-- BEGIN Given data --
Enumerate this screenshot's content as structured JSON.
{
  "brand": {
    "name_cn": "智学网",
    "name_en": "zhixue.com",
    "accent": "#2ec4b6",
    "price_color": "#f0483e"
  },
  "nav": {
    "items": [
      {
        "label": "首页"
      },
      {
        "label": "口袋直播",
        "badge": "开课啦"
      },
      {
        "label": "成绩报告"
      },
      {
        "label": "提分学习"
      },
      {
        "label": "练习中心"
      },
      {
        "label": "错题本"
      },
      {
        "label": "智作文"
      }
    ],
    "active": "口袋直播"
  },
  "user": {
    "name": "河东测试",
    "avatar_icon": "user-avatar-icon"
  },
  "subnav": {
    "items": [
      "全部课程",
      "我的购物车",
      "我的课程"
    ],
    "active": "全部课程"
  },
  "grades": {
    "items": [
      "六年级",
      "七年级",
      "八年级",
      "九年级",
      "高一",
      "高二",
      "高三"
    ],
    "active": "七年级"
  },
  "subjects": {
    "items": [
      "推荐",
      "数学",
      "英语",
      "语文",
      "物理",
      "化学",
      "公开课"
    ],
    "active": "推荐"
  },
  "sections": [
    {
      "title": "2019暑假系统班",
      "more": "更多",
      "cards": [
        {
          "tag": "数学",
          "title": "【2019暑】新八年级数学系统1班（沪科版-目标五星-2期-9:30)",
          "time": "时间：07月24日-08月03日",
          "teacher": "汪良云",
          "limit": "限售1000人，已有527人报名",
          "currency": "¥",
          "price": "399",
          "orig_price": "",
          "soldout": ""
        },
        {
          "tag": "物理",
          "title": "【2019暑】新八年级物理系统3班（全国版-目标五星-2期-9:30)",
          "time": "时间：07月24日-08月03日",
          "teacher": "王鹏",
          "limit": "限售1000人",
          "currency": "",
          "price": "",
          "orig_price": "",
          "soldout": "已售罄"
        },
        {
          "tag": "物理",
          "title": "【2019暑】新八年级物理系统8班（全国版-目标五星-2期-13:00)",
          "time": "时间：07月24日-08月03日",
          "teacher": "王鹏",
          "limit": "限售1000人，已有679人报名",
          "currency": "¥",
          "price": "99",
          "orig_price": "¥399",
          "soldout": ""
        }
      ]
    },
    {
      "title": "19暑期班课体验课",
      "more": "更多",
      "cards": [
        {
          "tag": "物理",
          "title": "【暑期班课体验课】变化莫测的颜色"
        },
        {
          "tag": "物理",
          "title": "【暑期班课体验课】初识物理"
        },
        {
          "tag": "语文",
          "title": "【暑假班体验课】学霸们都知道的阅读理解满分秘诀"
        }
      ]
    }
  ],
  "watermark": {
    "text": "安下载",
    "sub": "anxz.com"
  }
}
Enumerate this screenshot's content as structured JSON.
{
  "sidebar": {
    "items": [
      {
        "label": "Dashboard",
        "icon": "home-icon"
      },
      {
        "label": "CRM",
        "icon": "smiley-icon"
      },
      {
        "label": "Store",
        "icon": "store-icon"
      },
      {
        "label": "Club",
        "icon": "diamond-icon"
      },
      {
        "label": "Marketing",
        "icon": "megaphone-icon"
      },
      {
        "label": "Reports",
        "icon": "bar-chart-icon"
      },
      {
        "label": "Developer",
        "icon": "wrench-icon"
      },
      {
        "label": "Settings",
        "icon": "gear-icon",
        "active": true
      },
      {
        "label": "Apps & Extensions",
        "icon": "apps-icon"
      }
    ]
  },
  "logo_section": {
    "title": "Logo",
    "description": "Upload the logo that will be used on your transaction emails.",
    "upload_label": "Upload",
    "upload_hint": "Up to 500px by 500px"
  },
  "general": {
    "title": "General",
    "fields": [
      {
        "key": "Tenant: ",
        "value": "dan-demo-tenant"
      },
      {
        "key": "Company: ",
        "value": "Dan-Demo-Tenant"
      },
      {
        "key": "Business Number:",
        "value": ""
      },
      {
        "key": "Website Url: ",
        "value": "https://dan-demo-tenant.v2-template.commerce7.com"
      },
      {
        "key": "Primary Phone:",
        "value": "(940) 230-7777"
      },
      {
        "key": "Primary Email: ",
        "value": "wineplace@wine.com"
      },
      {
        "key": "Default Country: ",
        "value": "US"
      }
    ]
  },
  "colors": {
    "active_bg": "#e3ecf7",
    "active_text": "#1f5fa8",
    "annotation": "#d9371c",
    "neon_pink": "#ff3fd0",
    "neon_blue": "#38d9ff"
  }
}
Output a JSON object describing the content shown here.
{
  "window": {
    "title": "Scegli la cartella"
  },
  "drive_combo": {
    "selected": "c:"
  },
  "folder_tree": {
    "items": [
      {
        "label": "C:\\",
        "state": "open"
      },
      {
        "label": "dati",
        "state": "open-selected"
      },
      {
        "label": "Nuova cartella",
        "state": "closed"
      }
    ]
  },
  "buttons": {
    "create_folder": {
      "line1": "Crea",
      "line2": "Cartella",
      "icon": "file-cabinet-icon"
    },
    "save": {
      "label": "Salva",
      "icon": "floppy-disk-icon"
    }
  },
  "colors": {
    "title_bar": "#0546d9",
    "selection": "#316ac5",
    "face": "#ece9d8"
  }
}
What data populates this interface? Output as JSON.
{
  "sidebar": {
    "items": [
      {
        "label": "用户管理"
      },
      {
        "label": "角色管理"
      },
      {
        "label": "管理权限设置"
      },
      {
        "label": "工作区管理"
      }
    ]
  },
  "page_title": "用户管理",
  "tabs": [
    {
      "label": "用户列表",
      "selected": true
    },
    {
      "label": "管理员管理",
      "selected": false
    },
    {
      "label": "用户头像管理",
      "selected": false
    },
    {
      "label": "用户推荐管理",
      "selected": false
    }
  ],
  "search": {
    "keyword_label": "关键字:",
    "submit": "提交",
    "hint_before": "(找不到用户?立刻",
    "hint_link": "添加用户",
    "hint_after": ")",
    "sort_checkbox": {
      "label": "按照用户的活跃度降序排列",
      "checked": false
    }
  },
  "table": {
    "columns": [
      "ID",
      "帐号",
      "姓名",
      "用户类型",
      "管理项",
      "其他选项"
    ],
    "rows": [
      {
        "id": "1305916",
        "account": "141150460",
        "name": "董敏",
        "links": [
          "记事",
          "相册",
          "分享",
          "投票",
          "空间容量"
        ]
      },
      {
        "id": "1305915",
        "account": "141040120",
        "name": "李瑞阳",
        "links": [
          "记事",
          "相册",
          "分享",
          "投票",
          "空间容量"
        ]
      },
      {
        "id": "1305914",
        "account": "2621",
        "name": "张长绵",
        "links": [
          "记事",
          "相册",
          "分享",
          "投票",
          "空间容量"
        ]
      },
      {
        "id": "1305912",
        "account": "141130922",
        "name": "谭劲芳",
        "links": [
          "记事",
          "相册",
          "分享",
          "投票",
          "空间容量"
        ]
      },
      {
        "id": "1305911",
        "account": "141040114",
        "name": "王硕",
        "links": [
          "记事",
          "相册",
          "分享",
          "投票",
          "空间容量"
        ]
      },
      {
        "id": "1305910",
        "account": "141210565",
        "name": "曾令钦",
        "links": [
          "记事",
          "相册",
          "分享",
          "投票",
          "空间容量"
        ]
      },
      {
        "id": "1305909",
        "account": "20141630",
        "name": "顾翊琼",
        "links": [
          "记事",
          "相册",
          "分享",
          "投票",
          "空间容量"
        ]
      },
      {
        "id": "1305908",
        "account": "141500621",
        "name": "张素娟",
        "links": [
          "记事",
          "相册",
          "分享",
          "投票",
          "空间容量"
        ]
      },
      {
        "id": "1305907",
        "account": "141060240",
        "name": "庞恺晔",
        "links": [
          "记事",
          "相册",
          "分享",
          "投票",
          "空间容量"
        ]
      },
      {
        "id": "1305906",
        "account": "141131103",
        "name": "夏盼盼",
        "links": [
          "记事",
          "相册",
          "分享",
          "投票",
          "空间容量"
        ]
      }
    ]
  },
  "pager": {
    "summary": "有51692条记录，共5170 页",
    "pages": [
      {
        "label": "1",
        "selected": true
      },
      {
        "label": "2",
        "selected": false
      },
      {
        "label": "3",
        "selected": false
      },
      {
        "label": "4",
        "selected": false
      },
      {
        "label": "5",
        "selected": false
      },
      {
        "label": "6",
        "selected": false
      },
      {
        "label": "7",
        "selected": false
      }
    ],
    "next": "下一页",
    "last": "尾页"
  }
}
-- END Given data --
> _Exercise_: Report the number of lines that include the string "icon"; return nothing but the count.

> _Solution for this exercise_: 12